Work to do: Type out every line below exactly as it reads.
>>
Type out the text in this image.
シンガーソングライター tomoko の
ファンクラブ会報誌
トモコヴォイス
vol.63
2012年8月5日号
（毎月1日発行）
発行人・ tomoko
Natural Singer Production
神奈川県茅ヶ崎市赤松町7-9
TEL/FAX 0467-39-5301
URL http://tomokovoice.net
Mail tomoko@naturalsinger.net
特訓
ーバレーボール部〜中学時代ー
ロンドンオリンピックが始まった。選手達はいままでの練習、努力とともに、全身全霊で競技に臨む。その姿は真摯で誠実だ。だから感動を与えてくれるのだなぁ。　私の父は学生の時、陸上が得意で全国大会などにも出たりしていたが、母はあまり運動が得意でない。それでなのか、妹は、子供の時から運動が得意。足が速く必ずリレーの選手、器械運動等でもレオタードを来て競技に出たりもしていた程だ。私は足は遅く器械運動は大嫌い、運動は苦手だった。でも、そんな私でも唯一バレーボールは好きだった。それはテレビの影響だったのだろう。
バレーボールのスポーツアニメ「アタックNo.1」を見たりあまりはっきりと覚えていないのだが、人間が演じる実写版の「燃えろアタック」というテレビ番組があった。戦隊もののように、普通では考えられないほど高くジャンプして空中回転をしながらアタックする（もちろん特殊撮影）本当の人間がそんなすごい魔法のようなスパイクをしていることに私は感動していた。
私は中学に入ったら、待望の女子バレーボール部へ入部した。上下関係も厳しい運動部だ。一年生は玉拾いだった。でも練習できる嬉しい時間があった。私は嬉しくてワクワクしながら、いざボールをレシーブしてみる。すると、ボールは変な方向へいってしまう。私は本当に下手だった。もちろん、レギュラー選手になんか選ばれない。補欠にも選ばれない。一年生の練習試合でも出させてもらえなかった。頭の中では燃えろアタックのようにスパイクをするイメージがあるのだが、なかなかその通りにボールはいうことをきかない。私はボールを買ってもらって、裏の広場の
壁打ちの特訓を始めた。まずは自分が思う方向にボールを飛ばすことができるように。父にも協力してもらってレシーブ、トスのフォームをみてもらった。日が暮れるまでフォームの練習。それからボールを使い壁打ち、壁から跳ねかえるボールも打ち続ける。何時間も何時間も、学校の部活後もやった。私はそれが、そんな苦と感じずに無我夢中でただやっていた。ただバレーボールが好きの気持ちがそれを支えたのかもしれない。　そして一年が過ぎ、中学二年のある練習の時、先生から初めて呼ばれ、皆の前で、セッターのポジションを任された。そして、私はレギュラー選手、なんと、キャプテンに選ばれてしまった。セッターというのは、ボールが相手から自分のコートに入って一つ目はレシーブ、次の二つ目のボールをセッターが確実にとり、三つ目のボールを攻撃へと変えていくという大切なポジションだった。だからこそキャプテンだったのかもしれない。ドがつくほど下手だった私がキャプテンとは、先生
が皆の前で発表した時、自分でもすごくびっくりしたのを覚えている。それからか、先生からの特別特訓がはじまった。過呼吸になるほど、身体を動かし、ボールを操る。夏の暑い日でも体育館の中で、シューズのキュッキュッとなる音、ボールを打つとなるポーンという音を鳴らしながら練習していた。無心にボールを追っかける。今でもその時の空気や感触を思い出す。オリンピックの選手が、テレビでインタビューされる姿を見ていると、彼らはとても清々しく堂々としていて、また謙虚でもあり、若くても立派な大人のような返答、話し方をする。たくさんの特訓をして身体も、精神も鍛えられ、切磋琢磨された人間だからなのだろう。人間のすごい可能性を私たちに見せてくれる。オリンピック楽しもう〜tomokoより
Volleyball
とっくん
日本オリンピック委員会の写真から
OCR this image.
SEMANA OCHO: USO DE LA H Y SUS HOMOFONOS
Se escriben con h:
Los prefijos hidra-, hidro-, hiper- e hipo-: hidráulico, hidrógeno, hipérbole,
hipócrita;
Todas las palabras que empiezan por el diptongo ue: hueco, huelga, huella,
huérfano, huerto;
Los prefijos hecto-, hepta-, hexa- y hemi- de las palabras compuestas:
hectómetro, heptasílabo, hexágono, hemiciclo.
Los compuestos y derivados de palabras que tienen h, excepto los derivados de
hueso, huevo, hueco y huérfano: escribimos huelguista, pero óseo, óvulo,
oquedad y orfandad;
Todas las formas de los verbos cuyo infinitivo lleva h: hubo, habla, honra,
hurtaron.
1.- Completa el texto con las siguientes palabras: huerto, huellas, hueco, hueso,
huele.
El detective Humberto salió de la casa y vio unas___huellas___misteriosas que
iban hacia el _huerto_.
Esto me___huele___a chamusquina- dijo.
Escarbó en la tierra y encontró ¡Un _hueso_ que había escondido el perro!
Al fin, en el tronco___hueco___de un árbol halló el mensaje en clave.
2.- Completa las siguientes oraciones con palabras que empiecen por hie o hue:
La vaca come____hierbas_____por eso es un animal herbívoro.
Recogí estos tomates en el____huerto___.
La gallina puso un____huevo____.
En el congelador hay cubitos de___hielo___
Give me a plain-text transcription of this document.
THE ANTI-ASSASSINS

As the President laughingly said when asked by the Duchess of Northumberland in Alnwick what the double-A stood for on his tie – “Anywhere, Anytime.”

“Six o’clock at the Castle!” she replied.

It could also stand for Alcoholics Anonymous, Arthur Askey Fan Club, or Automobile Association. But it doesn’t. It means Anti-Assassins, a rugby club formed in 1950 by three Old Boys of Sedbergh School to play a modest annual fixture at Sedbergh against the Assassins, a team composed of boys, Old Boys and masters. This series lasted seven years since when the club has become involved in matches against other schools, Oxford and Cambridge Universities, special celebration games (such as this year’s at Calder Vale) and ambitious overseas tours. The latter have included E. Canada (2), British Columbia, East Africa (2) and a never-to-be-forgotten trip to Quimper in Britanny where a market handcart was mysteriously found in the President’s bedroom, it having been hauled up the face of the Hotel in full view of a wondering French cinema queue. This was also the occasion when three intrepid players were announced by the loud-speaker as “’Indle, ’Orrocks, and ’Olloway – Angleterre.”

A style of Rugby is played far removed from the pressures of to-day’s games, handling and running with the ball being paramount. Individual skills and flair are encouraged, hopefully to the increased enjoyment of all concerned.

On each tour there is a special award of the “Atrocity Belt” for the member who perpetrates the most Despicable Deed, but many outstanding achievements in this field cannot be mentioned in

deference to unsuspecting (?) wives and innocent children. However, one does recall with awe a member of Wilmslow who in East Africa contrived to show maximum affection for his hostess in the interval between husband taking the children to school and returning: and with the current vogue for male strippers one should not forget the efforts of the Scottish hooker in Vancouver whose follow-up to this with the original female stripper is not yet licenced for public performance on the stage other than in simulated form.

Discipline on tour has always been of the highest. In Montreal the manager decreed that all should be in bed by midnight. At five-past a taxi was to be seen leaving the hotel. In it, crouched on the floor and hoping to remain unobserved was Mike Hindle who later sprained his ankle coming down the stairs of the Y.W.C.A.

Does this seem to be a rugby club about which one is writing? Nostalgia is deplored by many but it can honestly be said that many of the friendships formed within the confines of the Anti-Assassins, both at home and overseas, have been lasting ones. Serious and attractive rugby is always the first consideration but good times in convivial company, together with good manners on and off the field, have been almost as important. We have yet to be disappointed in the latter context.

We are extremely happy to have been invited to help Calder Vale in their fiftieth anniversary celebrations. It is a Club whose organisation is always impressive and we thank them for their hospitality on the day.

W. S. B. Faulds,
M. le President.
<<
Complete response:
Type out the text in this image.
シンガーソングライター tomoko の
ファンクラブ会報誌
トモコヴォイス
vol.63
2012年8月5日号
（毎月1日発行）
発行人・ tomoko
Natural Singer Production
神奈川県茅ヶ崎市赤松町7-9
TEL/FAX 0467-39-5301
URL http://tomokovoice.net
Mail tomoko@naturalsinger.net
特訓
ーバレーボール部〜中学時代ー
ロンドンオリンピックが始まった。選手達はいままでの練習、努力とともに、全身全霊で競技に臨む。その姿は真摯で誠実だ。だから感動を与えてくれるのだなぁ。　私の父は学生の時、陸上が得意で全国大会などにも出たりしていたが、母はあまり運動が得意でない。それでなのか、妹は、子供の時から運動が得意。足が速く必ずリレーの選手、器械運動等でもレオタードを来て競技に出たりもしていた程だ。私は足は遅く器械運動は大嫌い、運動は苦手だった。でも、そんな私でも唯一バレーボールは好きだった。それはテレビの影響だったのだろう。
バレーボールのスポーツアニメ「アタックNo.1」を見たりあまりはっきりと覚えていないのだが、人間が演じる実写版の「燃えろアタック」というテレビ番組があった。戦隊もののように、普通では考えられないほど高くジャンプして空中回転をしながらアタックする（もちろん特殊撮影）本当の人間がそんなすごい魔法のようなスパイクをしていることに私は感動していた。
私は中学に入ったら、待望の女子バレーボール部へ入部した。上下関係も厳しい運動部だ。一年生は玉拾いだった。でも練習できる嬉しい時間があった。私は嬉しくてワクワクしながら、いざボールをレシーブしてみる。すると、ボールは変な方向へいってしまう。私は本当に下手だった。もちろん、レギュラー選手になんか選ばれない。補欠にも選ばれない。一年生の練習試合でも出させてもらえなかった。頭の中では燃えろアタックのようにスパイクをするイメージがあるのだが、なかなかその通りにボールはいうことをきかない。私はボールを買ってもらって、裏の広場の
壁打ちの特訓を始めた。まずは自分が思う方向にボールを飛ばすことができるように。父にも協力してもらってレシーブ、トスのフォームをみてもらった。日が暮れるまでフォームの練習。それからボールを使い壁打ち、壁から跳ねかえるボールも打ち続ける。何時間も何時間も、学校の部活後もやった。私はそれが、そんな苦と感じずに無我夢中でただやっていた。ただバレーボールが好きの気持ちがそれを支えたのかもしれない。　そして一年が過ぎ、中学二年のある練習の時、先生から初めて呼ばれ、皆の前で、セッターのポジションを任された。そして、私はレギュラー選手、なんと、キャプテンに選ばれてしまった。セッターというのは、ボールが相手から自分のコートに入って一つ目はレシーブ、次の二つ目のボールをセッターが確実にとり、三つ目のボールを攻撃へと変えていくという大切なポジションだった。だからこそキャプテンだったのかもしれない。ドがつくほど下手だった私がキャプテンとは、先生
が皆の前で発表した時、自分でもすごくびっくりしたのを覚えている。それからか、先生からの特別特訓がはじまった。過呼吸になるほど、身体を動かし、ボールを操る。夏の暑い日でも体育館の中で、シューズのキュッキュッとなる音、ボールを打つとなるポーンという音を鳴らしながら練習していた。無心にボールを追っかける。今でもその時の空気や感触を思い出す。オリンピックの選手が、テレビでインタビューされる姿を見ていると、彼らはとても清々しく堂々としていて、また謙虚でもあり、若くても立派な大人のような返答、話し方をする。たくさんの特訓をして身体も、精神も鍛えられ、切磋琢磨された人間だからなのだろう。人間のすごい可能性を私たちに見せてくれる。オリンピック楽しもう〜tomokoより
Volleyball
とっくん
日本オリンピック委員会の写真から
OCR this image.
SEMANA OCHO: USO DE LA H Y SUS HOMOFONOS
Se escriben con h:
Los prefijos hidra-, hidro-, hiper- e hipo-: hidráulico, hidrógeno, hipérbole,
hipócrita;
Todas las palabras que empiezan por el diptongo ue: hueco, huelga, huella,
huérfano, huerto;
Los prefijos hecto-, hepta-, hexa- y hemi- de las palabras compuestas:
hectómetro, heptasílabo, hexágono, hemiciclo.
Los compuestos y derivados de palabras que tienen h, excepto los derivados de
hueso, huevo, hueco y huérfano: escribimos huelguista, pero óseo, óvulo,
oquedad y orfandad;
Todas las formas de los verbos cuyo infinitivo lleva h: hubo, habla, honra,
hurtaron.
1.- Completa el texto con las siguientes palabras: huerto, huellas, hueco, hueso,
huele.
El detective Humberto salió de la casa y vio unas___huellas___misteriosas que
iban hacia el _huerto_.
Esto me___huele___a chamusquina- dijo.
Escarbó en la tierra y encontró ¡Un _hueso_ que había escondido el perro!
Al fin, en el tronco___hueco___de un árbol halló el mensaje en clave.
2.- Completa las siguientes oraciones con palabras que empiecen por hie o hue:
La vaca come____hierbas_____por eso es un animal herbívoro.
Recogí estos tomates en el____huerto___.
La gallina puso un____huevo____.
En el congelador hay cubitos de___hielo___
Give me a plain-text transcription of this document.
THE ANTI-ASSASSINS

As the President laughingly said when asked by the Duchess of Northumberland in Alnwick what the double-A stood for on his tie – “Anywhere, Anytime.”

“Six o’clock at the Castle!” she replied.

It could also stand for Alcoholics Anonymous, Arthur Askey Fan Club, or Automobile Association. But it doesn’t. It means Anti-Assassins, a rugby club formed in 1950 by three Old Boys of Sedbergh School to play a modest annual fixture at Sedbergh against the Assassins, a team composed of boys, Old Boys and masters. This series lasted seven years since when the club has become involved in matches against other schools, Oxford and Cambridge Universities, special celebration games (such as this year’s at Calder Vale) and ambitious overseas tours. The latter have included E. Canada (2), British Columbia, East Africa (2) and a never-to-be-forgotten trip to Quimper in Britanny where a market handcart was mysteriously found in the President’s bedroom, it having been hauled up the face of the Hotel in full view of a wondering French cinema queue. This was also the occasion when three intrepid players were announced by the loud-speaker as “’Indle, ’Orrocks, and ’Olloway – Angleterre.”

A style of Rugby is played far removed from the pressures of to-day’s games, handling and running with the ball being paramount. Individual skills and flair are encouraged, hopefully to the increased enjoyment of all concerned.

On each tour there is a special award of the “Atrocity Belt” for the member who perpetrates the most Despicable Deed, but many outstanding achievements in this field cannot be mentioned in

deference to unsuspecting (?) wives and innocent children. However, one does recall with awe a member of Wilmslow who in East Africa contrived to show maximum affection for his hostess in the interval between husband taking the children to school and returning: and with the current vogue for male strippers one should not forget the efforts of the Scottish hooker in Vancouver whose follow-up to this with the original female stripper is not yet licenced for public performance on the stage other than in simulated form.

Discipline on tour has always been of the highest. In Montreal the manager decreed that all should be in bed by midnight. At five-past a taxi was to be seen leaving the hotel. In it, crouched on the floor and hoping to remain unobserved was Mike Hindle who later sprained his ankle coming down the stairs of the Y.W.C.A.

Does this seem to be a rugby club about which one is writing? Nostalgia is deplored by many but it can honestly be said that many of the friendships formed within the confines of the Anti-Assassins, both at home and overseas, have been lasting ones. Serious and attractive rugby is always the first consideration but good times in convivial company, together with good manners on and off the field, have been almost as important. We have yet to be disappointed in the latter context.

We are extremely happy to have been invited to help Calder Vale in their fiftieth anniversary celebrations. It is a Club whose organisation is always impressive and we thank them for their hospitality on the day.

W. S. B. Faulds,
M. le President.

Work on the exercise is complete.